» **WHAT TO DO**
Go through the material below and copy all lines with "data".

START

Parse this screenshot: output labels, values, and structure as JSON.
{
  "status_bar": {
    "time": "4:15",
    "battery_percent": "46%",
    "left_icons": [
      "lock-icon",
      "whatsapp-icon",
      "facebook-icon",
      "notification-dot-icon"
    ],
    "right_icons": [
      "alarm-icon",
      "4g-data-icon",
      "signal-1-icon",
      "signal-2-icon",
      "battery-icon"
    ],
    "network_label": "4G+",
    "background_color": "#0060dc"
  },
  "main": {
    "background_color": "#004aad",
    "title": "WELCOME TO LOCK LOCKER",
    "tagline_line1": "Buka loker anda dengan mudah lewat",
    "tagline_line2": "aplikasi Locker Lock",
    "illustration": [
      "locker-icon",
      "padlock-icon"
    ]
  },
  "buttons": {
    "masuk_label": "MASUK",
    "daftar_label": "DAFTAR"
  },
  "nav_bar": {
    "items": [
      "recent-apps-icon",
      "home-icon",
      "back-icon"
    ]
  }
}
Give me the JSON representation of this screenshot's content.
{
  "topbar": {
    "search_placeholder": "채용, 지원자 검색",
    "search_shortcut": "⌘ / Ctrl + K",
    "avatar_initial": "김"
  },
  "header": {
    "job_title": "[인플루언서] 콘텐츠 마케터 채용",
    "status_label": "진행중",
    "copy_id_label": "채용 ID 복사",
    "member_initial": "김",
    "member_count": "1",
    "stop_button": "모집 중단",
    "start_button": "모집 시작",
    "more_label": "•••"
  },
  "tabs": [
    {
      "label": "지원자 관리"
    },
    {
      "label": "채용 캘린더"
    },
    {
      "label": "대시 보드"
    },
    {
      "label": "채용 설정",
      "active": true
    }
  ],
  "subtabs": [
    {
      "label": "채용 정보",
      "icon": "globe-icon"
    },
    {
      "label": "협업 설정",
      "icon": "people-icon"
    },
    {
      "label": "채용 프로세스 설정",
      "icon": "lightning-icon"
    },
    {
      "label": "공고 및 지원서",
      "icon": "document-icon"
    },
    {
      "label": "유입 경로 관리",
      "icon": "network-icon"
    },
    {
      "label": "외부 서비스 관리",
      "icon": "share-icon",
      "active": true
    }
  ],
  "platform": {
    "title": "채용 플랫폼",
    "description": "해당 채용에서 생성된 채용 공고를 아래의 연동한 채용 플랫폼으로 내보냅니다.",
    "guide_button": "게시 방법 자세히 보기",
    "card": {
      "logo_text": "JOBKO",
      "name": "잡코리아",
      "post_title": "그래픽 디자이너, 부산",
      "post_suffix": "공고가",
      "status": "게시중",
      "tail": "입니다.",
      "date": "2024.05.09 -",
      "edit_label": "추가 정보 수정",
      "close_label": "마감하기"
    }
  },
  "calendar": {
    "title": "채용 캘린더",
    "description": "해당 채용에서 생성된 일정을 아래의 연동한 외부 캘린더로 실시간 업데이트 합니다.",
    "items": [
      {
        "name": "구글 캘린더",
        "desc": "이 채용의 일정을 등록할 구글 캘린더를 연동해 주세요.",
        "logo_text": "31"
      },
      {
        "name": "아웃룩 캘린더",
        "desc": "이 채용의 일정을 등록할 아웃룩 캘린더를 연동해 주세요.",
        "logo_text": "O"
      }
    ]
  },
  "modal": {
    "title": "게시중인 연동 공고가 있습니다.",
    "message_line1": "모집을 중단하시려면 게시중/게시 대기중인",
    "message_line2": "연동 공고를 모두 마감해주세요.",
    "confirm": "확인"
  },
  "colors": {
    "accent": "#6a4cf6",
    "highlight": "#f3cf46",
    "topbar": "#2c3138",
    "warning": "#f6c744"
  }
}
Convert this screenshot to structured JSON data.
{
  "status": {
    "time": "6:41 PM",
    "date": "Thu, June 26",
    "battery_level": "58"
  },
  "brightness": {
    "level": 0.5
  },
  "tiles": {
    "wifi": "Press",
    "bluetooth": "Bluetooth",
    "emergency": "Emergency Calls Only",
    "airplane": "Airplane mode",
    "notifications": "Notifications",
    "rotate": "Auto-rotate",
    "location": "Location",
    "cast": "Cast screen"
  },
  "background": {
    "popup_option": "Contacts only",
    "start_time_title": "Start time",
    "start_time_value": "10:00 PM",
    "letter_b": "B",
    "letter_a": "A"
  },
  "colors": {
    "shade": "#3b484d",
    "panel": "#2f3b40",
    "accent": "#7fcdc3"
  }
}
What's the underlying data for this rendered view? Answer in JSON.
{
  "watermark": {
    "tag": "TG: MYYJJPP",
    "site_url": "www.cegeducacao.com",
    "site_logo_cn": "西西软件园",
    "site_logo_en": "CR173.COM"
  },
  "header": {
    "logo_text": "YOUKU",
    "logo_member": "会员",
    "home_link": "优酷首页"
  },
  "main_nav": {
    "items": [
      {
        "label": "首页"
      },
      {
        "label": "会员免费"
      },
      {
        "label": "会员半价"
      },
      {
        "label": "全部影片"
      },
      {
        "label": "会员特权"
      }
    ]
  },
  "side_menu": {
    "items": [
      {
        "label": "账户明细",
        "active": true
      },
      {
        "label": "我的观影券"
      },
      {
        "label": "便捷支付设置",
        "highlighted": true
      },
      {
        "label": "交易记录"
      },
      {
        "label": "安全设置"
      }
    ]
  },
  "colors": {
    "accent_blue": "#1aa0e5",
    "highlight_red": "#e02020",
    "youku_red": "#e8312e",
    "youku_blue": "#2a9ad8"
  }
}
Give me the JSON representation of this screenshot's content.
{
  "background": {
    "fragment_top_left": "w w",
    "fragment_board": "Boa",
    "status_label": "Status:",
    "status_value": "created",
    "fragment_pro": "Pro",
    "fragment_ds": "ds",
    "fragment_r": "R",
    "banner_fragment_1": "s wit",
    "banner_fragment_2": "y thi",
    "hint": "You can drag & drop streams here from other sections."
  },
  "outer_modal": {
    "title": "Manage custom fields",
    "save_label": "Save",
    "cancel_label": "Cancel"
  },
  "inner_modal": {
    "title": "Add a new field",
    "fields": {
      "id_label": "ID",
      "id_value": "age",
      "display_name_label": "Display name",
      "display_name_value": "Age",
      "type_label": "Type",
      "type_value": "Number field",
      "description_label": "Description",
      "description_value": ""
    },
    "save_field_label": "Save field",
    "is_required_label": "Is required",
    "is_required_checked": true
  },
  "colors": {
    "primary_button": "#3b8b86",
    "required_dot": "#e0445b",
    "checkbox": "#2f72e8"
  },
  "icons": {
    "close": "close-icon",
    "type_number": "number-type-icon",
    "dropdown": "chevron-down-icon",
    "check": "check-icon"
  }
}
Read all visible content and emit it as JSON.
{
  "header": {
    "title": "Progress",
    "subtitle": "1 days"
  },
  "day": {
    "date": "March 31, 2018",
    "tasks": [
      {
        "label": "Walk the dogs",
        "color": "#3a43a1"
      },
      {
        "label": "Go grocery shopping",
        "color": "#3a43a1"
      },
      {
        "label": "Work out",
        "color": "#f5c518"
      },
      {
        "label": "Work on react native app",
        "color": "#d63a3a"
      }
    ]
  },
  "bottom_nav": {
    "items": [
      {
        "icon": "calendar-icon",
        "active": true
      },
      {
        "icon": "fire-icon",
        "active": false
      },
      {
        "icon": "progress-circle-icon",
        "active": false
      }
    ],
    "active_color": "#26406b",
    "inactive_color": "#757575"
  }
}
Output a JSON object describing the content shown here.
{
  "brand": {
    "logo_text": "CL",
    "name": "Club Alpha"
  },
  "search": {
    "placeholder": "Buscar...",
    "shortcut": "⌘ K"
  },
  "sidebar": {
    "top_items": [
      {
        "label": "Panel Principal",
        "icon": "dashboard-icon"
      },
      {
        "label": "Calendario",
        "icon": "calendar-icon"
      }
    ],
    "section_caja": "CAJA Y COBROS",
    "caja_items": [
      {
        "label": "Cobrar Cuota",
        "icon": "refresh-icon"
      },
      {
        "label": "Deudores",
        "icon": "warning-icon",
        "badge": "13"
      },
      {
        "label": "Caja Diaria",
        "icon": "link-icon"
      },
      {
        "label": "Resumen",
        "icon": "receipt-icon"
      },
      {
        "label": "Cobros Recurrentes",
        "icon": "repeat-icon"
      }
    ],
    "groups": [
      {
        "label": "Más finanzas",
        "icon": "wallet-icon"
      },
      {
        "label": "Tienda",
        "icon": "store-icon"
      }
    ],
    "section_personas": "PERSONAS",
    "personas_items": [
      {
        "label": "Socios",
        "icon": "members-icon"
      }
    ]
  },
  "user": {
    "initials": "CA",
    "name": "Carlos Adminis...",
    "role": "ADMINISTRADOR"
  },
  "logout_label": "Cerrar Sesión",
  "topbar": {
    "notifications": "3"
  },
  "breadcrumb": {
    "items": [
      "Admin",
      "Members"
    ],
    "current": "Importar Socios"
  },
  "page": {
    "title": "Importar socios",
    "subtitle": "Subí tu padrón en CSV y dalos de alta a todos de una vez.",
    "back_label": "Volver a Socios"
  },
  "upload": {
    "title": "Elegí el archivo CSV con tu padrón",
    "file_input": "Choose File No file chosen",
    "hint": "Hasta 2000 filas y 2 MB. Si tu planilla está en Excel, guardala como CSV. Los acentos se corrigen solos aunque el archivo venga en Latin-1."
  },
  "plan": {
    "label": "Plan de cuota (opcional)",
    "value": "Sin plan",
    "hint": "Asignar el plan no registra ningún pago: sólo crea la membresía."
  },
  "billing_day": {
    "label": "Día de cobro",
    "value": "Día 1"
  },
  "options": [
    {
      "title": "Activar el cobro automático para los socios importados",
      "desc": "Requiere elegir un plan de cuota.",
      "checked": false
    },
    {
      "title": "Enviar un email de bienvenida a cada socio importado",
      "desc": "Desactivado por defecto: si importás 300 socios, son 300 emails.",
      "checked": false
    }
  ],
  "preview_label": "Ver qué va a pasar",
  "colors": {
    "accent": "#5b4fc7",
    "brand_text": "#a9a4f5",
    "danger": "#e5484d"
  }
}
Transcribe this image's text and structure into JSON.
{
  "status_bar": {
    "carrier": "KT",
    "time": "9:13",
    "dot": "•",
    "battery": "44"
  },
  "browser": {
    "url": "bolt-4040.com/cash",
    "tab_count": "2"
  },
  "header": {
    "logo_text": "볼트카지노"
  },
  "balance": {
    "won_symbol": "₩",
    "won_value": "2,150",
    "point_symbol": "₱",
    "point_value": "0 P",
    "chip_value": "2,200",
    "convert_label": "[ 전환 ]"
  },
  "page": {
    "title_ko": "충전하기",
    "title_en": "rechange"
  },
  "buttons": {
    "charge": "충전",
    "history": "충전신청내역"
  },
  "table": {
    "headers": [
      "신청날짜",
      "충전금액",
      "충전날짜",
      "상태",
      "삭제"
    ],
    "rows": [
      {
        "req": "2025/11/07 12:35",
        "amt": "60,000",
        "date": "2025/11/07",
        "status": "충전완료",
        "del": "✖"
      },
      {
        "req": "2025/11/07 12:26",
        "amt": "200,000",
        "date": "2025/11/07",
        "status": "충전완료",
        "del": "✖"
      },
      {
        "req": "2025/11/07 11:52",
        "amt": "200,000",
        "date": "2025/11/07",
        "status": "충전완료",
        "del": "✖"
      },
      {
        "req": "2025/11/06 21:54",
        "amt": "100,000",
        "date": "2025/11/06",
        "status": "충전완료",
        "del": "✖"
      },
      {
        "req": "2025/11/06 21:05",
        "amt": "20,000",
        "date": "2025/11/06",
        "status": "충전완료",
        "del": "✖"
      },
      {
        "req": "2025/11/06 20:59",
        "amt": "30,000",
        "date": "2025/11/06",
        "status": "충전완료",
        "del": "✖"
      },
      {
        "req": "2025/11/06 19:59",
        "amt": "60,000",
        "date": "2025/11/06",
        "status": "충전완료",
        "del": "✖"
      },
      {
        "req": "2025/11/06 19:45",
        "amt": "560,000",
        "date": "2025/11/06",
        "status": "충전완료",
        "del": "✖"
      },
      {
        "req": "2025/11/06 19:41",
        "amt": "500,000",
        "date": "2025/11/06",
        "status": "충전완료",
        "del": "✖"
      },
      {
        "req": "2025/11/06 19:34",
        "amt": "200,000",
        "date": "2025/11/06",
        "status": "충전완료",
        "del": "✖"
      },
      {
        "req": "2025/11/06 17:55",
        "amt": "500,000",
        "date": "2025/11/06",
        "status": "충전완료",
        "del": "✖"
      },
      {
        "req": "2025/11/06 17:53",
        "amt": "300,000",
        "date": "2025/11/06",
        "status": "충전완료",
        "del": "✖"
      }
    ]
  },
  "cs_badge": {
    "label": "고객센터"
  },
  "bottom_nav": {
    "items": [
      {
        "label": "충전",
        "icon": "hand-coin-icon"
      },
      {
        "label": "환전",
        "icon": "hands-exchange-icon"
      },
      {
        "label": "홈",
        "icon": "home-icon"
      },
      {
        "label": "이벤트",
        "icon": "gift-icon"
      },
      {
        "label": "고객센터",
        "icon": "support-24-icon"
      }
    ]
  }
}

END

» **THE RESPONSE**
      "4g-data-icon",
Convert this screenshot to structured JSON data.
What's the underlying data for this rendered view? Answer in JSON.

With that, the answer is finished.